> GIVEN TASK:
All the data below goes into the copy word for word, but the pictures don't.

> RECORDED DATA:
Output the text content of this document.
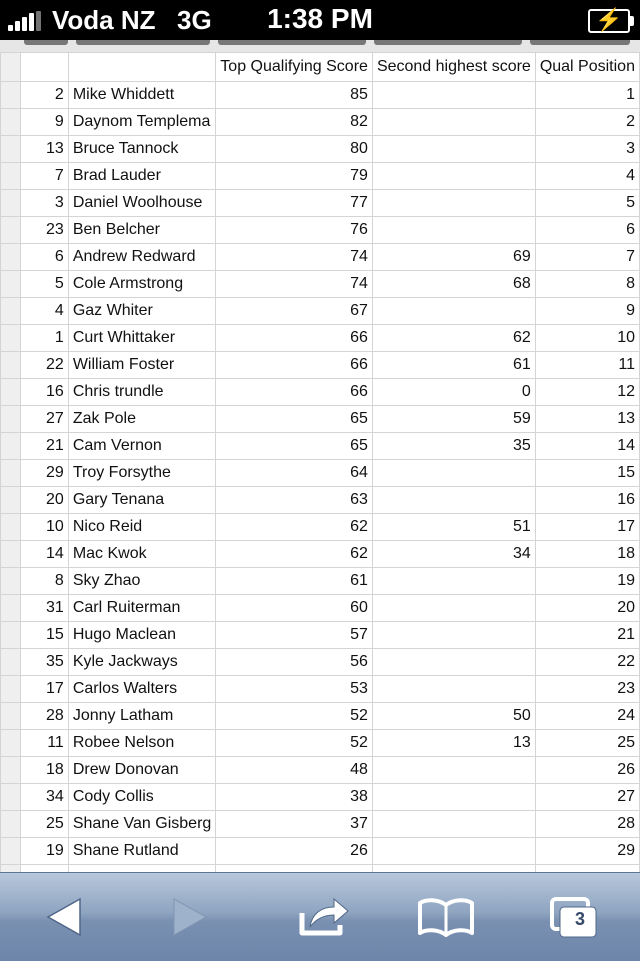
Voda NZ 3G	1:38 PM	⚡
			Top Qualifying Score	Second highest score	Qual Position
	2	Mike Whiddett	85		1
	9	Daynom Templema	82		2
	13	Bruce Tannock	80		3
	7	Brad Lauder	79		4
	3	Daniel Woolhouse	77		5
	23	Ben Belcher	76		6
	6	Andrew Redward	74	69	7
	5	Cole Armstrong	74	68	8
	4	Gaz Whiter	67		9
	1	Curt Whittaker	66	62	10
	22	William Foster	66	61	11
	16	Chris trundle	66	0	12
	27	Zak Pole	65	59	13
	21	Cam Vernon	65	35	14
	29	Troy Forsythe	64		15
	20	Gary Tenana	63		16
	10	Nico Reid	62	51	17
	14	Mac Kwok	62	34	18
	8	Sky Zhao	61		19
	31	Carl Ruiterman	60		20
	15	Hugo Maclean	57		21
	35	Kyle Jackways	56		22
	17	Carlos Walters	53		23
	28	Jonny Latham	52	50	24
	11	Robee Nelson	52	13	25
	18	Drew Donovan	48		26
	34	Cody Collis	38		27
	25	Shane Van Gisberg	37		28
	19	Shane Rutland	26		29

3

> WRITTEN ANSWER:
Output the text content of this document.
Voda NZ 3G	1:38 PM	⚡
			Top Qualifying Score	Second highest score	Qual Position
	2	Mike Whiddett	85		1
	9	Daynom Templema	82		2
	13	Bruce Tannock	80		3
	7	Brad Lauder	79		4
	3	Daniel Woolhouse	77		5
	23	Ben Belcher	76		6
	6	Andrew Redward	74	69	7
	5	Cole Armstrong	74	68	8
	4	Gaz Whiter	67		9
	1	Curt Whittaker	66	62	10
	22	William Foster	66	61	11
	16	Chris trundle	66	0	12
	27	Zak Pole	65	59	13
	21	Cam Vernon	65	35	14
	29	Troy Forsythe	64		15
	20	Gary Tenana	63		16
	10	Nico Reid	62	51	17
	14	Mac Kwok	62	34	18
	8	Sky Zhao	61		19
	31	Carl Ruiterman	60		20
	15	Hugo Maclean	57		21
	35	Kyle Jackways	56		22
	17	Carlos Walters	53		23
	28	Jonny Latham	52	50	24
	11	Robee Nelson	52	13	25
	18	Drew Donovan	48		26
	34	Cody Collis	38		27
	25	Shane Van Gisberg	37		28
	19	Shane Rutland	26		29

3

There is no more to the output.